_Work instructions:_ Format every entry from the line containing "apple-column: 苹果 iOS屏幕镜像" down through the line containing "iphone-icon: [330, 196, 420, 314]", including both, as a JSON list of strings with one string per line and any blank lines omitted.
┏━━
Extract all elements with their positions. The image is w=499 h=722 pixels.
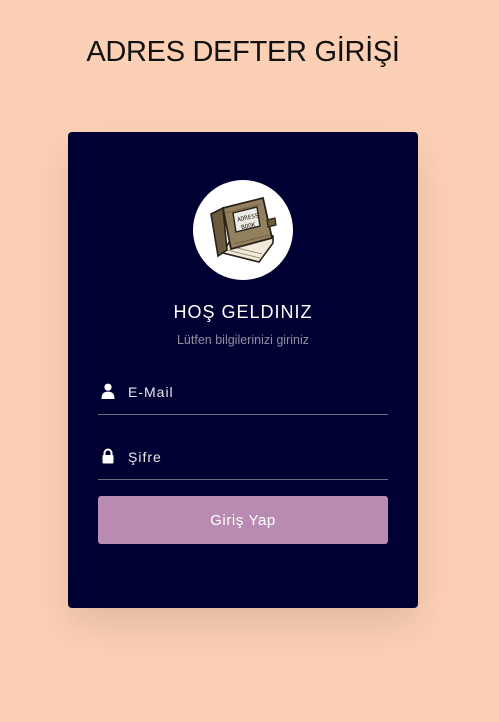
email-input[interactable] <box>126 380 385 404</box>
login-card: ADRESS BOOK HOŞ GELDINIZ Lütfen bilgiler… <box>68 132 418 608</box>
login-button[interactable]: Giriş Yap <box>98 496 388 544</box>
subtitle: Lütfen bilgilerinizi giriniz <box>176 333 309 347</box>
welcome-heading: HOŞ GELDINIZ <box>173 302 313 322</box>
avatar: ADRESS BOOK <box>193 180 293 280</box>
page-title: ADRES DEFTER GİRİŞİ <box>86 36 400 68</box>
password-field <box>98 441 388 480</box>
address-book-icon: ADRESS BOOK <box>210 196 277 263</box>
user-icon <box>101 383 115 399</box>
password-input[interactable] <box>126 445 385 469</box>
email-field <box>98 376 388 415</box>
lock-icon <box>102 448 114 464</box>
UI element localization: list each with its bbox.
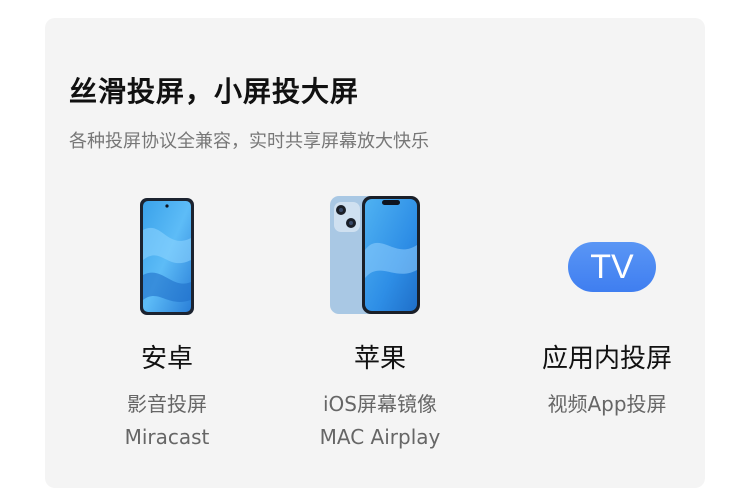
apple-column: 苹果 iOS屏幕镜像 MAC Airplay: [280, 190, 480, 454]
tv-badge-icon: TV: [568, 242, 656, 292]
inapp-desc: 视频App投屏: [507, 388, 707, 421]
android-desc-line1: 影音投屏: [127, 392, 207, 416]
android-title: 安卓: [140, 344, 193, 374]
iphone-icon: [330, 196, 420, 314]
apple-desc-line2: MAC Airplay: [319, 425, 441, 449]
android-desc-line2: Miracast: [124, 425, 210, 449]
android-desc: 影音投屏 Miracast: [67, 388, 267, 454]
tv-badge-text: TV: [590, 247, 634, 286]
apple-title: 苹果: [353, 344, 406, 374]
android-column: 安卓 影音投屏 Miracast: [67, 190, 267, 454]
apple-desc: iOS屏幕镜像 MAC Airplay: [280, 388, 480, 454]
page-title: 丝滑投屏，小屏投大屏: [69, 75, 360, 108]
inapp-column: TV 应用内投屏 视频App投屏: [507, 190, 707, 421]
android-phone-icon: [140, 198, 194, 315]
page-subtitle: 各种投屏协议全兼容，实时共享屏幕放大快乐: [69, 131, 429, 152]
inapp-desc-line1: 视频App投屏: [547, 392, 667, 416]
inapp-title: 应用内投屏: [541, 344, 672, 374]
apple-desc-line1: iOS屏幕镜像: [323, 392, 437, 416]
┗━━
_Solution to this problem:_
[
  "apple-column: 苹果 iOS屏幕镜像 MAC Airplay: [280, 190, 480, 454]",
  "tv-badge-icon: TV: [568, 242, 656, 292]",
  "inapp-desc: 视频App投屏: [507, 388, 707, 421]",
  "android-desc-line1: 影音投屏: [127, 392, 207, 416]",
  "android-title: 安卓: [140, 344, 193, 374]",
  "iphone-icon: [330, 196, 420, 314]"
]